**Passage to read**:
[Discussion] Should iteration over distributed domains in shared memory emulate follow the same pattern used in data distribution?

chapel-lang / chapel

a Productive Parallel Programming Language

https://chapel-lang.org

Other

1.76k stars 414 forks source link

[Discussion] Should iteration over distributed domains in shared memory emulate follow the same pattern used in data distribution? #13322

Open LouisJenkinsCS opened 5 years ago

LouisJenkinsCS commented 5 years ago

To demonstrate what I mean by example, think of a Cyclic distribution. If a domain is domain-mapped over a Cyclic distribution, should iteration over such a domain distribute tasks in a cyclic-fashion? As in, should it both A) distribute data in a cyclic manner such that each locale owns its own stride over the domain, and B) distribute computation in a cyclic manner such that tasks also own strides over their own local subdomain.

This is related to #13305 in that I believe that this type of behavior should be supported by default. Right now, iterating over a Cyclic domain-mapped domain results in a pseudo-block distribution of work for tasks iterating over the local subdomain. I think that the tasks iterating over the local subdomain should follow the pattern of distribution they are named after, such as block (behavior we currently have right now) Block, and block-cyclic for BlockCyclic, and so on and so forth.

mppf commented 5 years ago

I'm having trouble understand what this issue is asking for. Could you show a short example?

LouisJenkinsCS commented 5 years ago

use CyclicDist;
var cyclicDom = {1..10} dmapped Cyclic(startIdx=1);
var tidCounter : atomic int;
forall i in cyclicDom with (var tid = tidCounter.fetchAdd(1)) do writeln(tid, " has ", i);

TIO

Output

3 has 1
4 has 6
3 has 2
4 has 7
3 has 3
4 has 8
3 has 4
4 has 9
3 has 5
4 has 10

Expected Output

3 has 1
4 has 2
3 has 3
4 has 4
3 has 5
4 has 6
3 has 7
4 has 8
3 has 9
4 has 10

Note that right now, task 3 has indices 1..5, and task 4 has indices 6..10. This is what I meant by 'pseudo-block distribution'; I would want task 3 to have 1..10 by 2 and task 4 to have 1..10 by 2 align 1. As in, cyclic distribution of ranges for tasks for a Cyclic distribution.

**Material provided**:
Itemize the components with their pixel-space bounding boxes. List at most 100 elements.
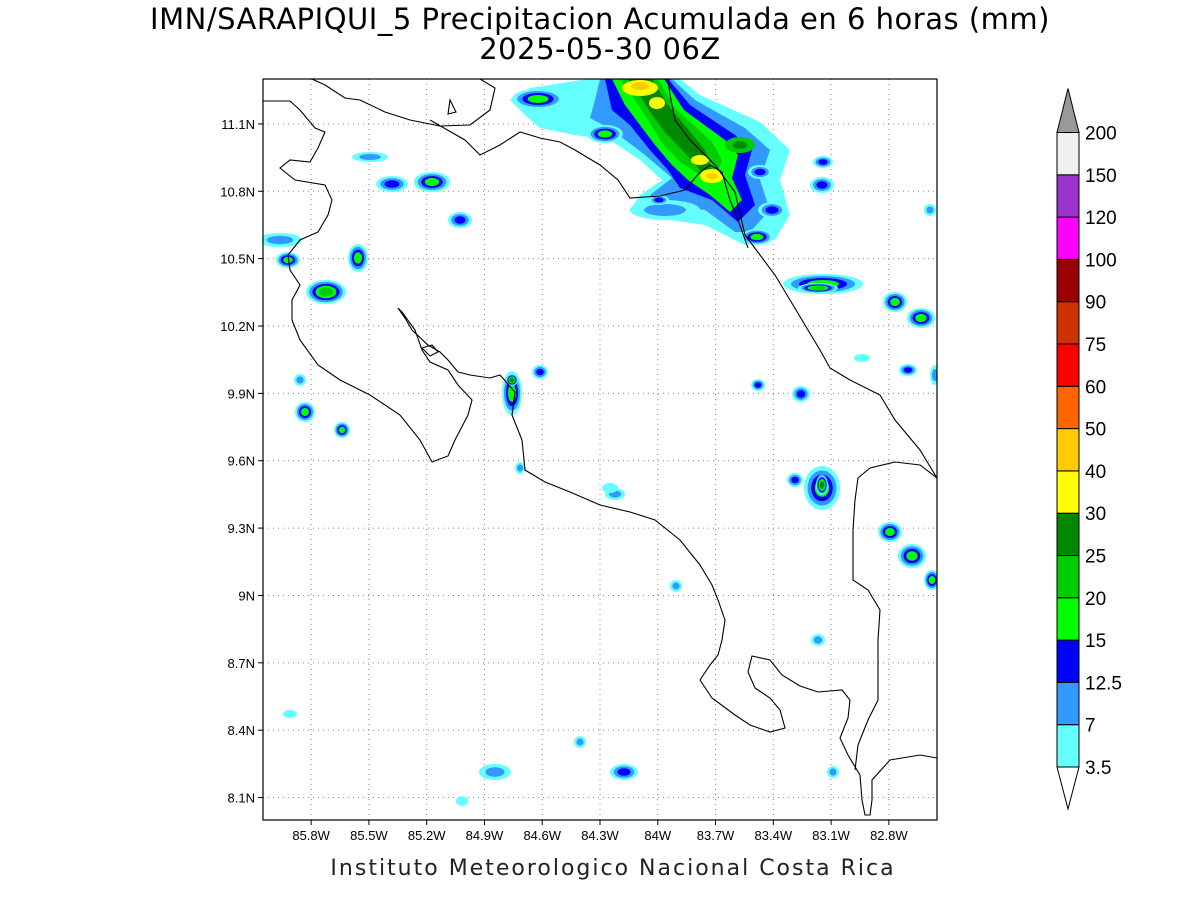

**Given problem**: Please extend the discussion thread about how tasks iterate over Cyclic-distributed domains in Chapel, picking up after its final comment. The lines aren't needed here.

**Exercise response**:
bradcray commented 5 years ago

It's not obvious to me that this is necessarily the right thing to do (which is not to say that a distribution author couldn't choose to do it). While it might help in some cases like the specific one that motivated you to post this issue, it could hurt in others, for example due to false sharing between tasks due to accessing elements in an interleaved manner rather than grabbing large chunks of contiguous items. It does suggest that a distribution's documentation should specify how local iteration is handled so that performance-minded programmers can reason about it.

LouisJenkinsCS commented 5 years ago

Gotcha. Then I suppose I should ask this: If it is not necessarily ideal to have the distribution-specific iteration schemes (I.E Cyclic performing cyclic iteration, Block performing block iteration, BlockCyclic performing block cyclic), would it be acceptable for me to propose that a specific iterator (I.E as a method, not necessarily as part of 'dynamic iterators') be added to the Chapel standard distributions? I.E, iter CyclicDom.cyclic(), iter CyclicArr.cyclic(), iter BlockDom.block(), and iter BlockArr.block(), etc. Preferably a name that was common among all distributions that just reflected the type of distribution used, maybe just chunks?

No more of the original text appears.